- [TO DO] Report only the number of lines holding "content".

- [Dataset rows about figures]

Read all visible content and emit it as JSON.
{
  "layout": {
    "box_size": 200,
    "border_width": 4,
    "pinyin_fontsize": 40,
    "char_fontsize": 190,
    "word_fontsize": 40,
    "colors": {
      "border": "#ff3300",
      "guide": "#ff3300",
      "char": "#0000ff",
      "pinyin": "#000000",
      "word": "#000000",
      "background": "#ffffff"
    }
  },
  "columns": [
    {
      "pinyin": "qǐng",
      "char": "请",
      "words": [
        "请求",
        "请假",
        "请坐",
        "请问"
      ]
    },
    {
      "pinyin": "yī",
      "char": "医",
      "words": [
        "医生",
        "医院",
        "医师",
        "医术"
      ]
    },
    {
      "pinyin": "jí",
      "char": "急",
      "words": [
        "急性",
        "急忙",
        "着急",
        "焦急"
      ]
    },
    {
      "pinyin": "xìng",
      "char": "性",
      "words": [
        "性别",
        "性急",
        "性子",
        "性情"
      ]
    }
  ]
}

==

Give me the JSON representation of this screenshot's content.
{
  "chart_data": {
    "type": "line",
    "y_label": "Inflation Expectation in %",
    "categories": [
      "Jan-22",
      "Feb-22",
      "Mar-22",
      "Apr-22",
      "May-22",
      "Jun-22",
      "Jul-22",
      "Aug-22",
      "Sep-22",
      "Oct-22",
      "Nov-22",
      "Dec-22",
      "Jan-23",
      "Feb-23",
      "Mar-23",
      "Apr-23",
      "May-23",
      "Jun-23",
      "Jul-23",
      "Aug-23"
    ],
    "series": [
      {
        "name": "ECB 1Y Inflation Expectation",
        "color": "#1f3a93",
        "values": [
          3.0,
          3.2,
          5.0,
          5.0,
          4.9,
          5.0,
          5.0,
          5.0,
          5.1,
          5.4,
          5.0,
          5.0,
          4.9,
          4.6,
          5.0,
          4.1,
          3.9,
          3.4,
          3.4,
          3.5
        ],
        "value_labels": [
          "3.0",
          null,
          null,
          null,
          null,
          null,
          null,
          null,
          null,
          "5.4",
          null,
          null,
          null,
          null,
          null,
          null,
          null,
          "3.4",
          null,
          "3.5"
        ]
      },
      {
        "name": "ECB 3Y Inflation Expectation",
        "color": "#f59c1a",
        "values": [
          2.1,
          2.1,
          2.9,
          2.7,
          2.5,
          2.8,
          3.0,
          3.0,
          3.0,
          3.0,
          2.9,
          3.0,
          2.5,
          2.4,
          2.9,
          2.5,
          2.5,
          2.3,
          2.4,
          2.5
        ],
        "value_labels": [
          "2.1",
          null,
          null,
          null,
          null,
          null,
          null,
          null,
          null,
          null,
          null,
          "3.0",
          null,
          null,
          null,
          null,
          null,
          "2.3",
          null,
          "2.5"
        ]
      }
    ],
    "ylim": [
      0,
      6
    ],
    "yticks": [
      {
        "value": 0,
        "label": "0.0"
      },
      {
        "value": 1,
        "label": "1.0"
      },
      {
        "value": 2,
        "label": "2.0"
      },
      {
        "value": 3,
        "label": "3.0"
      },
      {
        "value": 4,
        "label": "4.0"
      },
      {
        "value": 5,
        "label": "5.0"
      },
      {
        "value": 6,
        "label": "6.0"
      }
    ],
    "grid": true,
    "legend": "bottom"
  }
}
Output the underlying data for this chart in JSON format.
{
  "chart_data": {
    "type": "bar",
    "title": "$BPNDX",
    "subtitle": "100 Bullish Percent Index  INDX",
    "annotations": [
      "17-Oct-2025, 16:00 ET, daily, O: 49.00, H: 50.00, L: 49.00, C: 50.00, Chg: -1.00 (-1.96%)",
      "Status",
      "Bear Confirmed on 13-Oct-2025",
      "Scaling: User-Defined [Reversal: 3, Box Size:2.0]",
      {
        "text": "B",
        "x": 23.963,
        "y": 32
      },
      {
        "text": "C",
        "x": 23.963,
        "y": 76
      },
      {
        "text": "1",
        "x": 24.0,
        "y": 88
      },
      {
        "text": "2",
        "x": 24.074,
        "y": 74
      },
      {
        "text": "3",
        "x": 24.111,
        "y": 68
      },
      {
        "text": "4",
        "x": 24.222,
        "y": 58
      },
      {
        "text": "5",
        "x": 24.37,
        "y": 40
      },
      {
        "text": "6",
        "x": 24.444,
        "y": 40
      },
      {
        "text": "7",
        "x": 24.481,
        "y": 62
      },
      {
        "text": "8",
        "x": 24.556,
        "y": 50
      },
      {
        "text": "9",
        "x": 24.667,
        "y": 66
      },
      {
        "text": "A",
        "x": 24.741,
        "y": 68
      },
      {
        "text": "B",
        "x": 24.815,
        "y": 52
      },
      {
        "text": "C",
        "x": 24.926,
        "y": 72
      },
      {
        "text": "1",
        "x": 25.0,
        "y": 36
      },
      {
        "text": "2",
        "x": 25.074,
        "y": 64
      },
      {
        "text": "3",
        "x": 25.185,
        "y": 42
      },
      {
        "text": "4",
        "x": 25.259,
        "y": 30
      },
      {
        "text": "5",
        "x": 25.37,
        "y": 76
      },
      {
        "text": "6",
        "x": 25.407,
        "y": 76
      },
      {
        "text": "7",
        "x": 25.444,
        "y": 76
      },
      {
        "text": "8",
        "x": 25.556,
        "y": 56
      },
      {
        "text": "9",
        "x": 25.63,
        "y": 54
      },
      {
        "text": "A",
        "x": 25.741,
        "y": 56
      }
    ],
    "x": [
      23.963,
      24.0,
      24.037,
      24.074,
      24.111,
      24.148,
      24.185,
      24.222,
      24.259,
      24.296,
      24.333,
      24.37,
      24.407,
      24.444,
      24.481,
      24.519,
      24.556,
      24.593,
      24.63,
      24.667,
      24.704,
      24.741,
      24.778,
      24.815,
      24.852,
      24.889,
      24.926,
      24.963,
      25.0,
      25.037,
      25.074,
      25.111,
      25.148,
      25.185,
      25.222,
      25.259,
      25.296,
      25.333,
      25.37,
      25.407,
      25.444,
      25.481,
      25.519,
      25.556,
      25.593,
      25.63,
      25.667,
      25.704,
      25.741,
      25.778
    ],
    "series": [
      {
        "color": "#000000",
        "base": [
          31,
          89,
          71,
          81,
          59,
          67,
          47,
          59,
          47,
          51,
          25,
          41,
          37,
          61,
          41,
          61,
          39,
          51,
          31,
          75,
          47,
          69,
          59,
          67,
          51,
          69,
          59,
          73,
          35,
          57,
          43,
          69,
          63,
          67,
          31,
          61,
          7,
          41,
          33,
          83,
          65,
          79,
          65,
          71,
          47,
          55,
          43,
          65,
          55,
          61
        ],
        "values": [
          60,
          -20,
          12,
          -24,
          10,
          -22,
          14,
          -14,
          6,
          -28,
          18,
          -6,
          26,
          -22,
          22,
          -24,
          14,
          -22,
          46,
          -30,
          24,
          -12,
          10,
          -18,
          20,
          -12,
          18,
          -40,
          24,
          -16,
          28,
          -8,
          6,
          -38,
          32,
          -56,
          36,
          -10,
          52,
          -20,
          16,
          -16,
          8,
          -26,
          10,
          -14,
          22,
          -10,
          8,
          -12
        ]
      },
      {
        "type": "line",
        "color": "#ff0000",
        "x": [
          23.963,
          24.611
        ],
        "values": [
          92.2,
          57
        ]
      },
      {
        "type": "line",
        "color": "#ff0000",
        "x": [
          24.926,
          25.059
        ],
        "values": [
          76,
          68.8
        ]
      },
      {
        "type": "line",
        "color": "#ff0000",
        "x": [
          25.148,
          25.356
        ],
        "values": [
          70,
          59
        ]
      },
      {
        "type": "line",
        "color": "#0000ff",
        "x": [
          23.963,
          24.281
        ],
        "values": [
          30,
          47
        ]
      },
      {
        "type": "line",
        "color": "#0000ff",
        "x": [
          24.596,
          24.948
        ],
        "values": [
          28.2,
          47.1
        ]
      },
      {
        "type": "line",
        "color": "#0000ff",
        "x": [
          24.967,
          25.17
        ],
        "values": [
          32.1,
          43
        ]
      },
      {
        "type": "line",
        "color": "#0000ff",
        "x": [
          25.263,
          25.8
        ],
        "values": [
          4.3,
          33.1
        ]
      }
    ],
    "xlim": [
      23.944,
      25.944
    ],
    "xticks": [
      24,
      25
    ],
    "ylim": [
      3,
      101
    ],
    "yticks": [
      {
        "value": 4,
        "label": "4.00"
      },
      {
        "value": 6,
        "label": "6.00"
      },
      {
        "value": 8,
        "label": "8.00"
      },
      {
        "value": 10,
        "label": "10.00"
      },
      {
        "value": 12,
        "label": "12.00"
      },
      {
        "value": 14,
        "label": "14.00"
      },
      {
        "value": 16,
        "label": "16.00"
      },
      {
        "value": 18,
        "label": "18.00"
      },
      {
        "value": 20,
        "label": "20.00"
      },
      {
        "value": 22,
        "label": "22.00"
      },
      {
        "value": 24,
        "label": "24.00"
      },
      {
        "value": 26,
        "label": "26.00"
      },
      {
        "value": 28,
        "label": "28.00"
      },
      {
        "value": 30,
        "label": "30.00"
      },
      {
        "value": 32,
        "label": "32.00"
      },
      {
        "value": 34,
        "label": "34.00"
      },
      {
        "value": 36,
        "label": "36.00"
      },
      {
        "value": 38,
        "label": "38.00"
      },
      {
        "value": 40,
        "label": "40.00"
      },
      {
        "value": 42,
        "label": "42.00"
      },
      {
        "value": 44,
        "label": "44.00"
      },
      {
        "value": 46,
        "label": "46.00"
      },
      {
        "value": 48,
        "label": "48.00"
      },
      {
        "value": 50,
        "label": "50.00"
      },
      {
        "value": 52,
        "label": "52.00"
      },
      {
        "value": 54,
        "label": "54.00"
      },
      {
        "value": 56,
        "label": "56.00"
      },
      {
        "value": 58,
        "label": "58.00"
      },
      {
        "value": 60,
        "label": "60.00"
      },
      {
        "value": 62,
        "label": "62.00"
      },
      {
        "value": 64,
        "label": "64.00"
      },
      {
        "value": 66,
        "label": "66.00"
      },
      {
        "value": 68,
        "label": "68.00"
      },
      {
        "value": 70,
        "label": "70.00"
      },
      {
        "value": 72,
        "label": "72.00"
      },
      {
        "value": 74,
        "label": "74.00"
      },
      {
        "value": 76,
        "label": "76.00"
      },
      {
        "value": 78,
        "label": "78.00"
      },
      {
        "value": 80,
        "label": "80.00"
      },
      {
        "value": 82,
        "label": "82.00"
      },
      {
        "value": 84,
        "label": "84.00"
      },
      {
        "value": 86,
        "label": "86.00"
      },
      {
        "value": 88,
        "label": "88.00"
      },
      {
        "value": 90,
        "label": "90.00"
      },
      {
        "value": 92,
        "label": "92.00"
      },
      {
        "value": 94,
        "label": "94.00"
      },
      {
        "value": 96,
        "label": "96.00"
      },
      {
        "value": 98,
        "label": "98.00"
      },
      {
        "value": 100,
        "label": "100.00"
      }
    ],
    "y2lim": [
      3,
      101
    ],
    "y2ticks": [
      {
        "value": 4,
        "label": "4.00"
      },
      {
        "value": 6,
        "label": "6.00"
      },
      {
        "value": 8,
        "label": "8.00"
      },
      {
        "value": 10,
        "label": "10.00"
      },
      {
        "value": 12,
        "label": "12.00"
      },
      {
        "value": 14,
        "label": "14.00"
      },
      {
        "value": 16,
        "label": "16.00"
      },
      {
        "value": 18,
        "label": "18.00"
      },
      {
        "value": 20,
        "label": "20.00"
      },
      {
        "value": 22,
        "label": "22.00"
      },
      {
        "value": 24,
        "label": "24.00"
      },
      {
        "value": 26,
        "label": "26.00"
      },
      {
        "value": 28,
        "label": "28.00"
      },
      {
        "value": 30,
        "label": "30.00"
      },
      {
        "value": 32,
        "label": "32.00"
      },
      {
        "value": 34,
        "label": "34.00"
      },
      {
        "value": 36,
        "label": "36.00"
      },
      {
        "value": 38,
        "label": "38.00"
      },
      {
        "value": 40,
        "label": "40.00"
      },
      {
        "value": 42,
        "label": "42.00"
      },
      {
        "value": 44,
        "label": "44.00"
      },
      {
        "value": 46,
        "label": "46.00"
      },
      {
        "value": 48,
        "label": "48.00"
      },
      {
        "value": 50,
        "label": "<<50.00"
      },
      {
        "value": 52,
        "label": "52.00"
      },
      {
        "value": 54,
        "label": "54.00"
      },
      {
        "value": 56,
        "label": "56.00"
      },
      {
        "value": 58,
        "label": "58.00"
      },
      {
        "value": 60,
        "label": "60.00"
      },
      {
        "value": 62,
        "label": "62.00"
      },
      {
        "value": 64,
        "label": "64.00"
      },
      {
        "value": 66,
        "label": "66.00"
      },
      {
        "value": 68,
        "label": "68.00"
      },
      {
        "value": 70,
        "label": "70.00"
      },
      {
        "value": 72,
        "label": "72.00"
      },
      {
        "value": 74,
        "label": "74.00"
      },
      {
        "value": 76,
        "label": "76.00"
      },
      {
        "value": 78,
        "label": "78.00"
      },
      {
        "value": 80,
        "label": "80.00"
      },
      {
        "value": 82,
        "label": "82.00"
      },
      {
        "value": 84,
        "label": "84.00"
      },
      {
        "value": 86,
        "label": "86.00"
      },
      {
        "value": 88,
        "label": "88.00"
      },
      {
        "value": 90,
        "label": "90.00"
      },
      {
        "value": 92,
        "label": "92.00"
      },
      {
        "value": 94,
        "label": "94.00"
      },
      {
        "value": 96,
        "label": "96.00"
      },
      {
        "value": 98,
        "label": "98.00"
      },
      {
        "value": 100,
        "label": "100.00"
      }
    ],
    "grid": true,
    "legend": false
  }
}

* * *

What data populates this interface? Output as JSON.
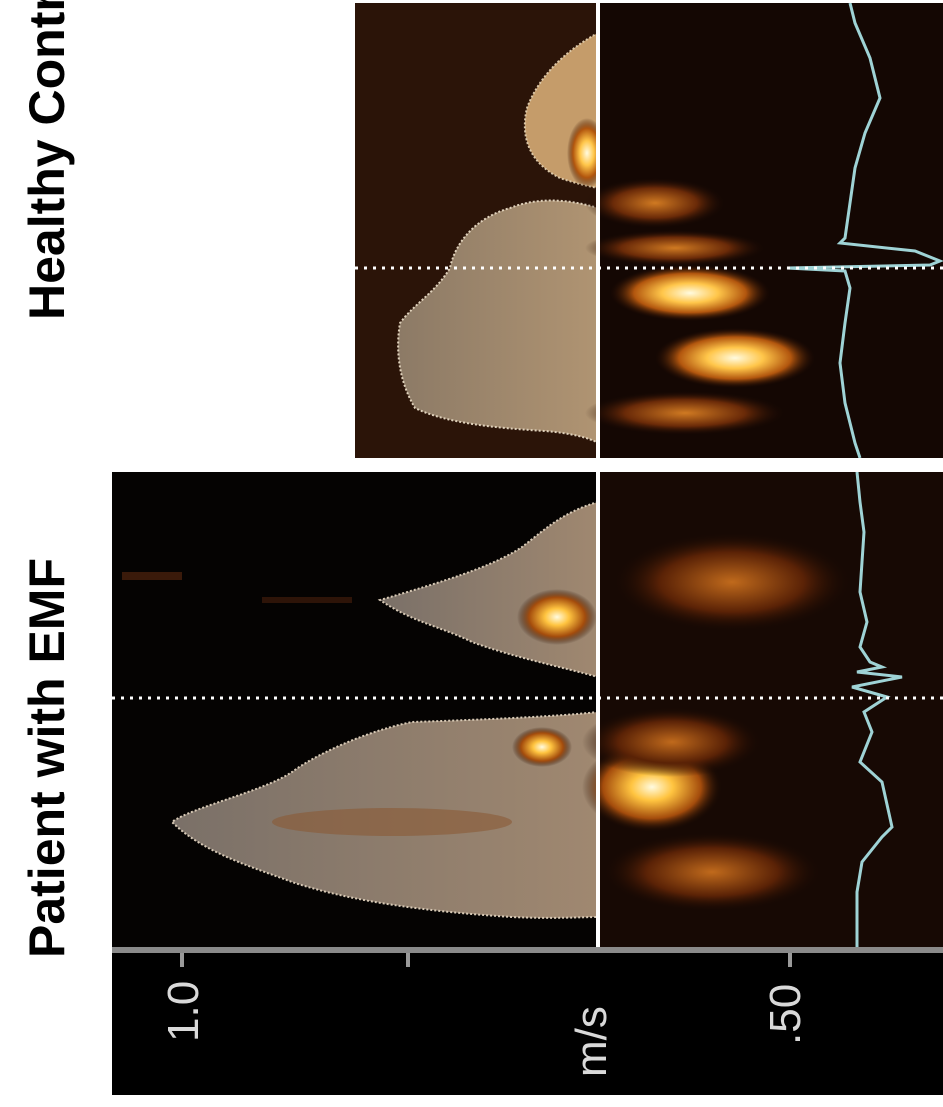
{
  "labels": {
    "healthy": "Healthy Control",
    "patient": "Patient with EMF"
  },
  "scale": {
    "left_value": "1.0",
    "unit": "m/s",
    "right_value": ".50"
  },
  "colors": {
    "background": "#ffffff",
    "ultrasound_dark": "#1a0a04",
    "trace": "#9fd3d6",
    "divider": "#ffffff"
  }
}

- [TASK OUTPUT] 2